• [Records for processing]:

---+---

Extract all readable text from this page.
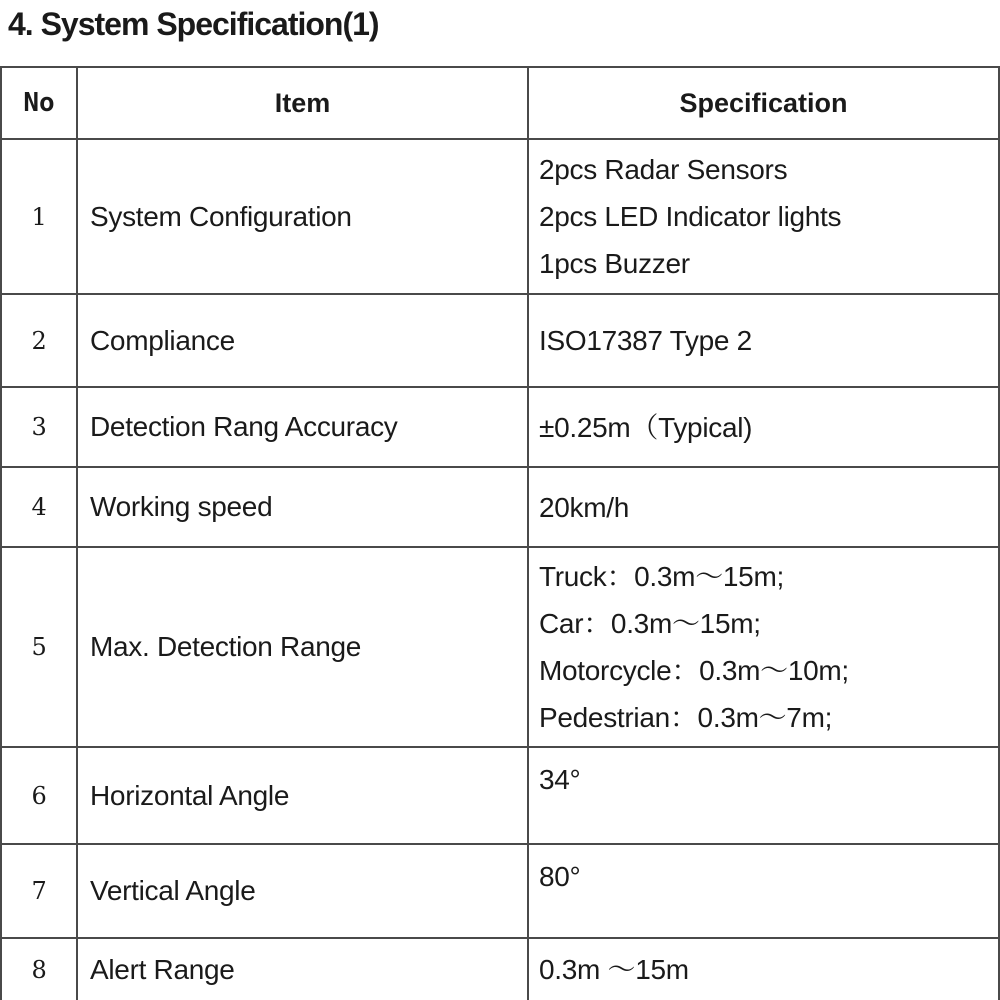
4. System Specification(1)
No	Item	Specification
1	System Configuration	2pcs Radar Sensors
2pcs LED Indicator lights
1pcs Buzzer

2	Compliance	ISO17387 Type 2

3	Detection Rang Accuracy	±0.25m（Typical)

4	Working speed	20km/h

5	Max. Detection Range	Truck：0.3m～15m;
Car：0.3m～15m;
Motorcycle：0.3m～10m;
Pedestrian：0.3m～7m;

6	Horizontal Angle	34°

7	Vertical Angle	80°

8	Alert Range	0.3m ～15m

---+---

• [Given instruction]:
Without including any pictures, print each record exactly.

• [Completed exercise]:
Extract all readable text from this page.
4. System Specification(1)
No	Item	Specification
1	System Configuration	2pcs Radar Sensors
2pcs LED Indicator lights
1pcs Buzzer

2	Compliance	ISO17387 Type 2

3	Detection Rang Accuracy	±0.25m（Typical)

4	Working speed	20km/h

5	Max. Detection Range	Truck：0.3m～15m;
Car：0.3m～15m;
Motorcycle：0.3m～10m;
Pedestrian：0.3m～7m;

6	Horizontal Angle	34°

7	Vertical Angle	80°

8	Alert Range	0.3m ～15m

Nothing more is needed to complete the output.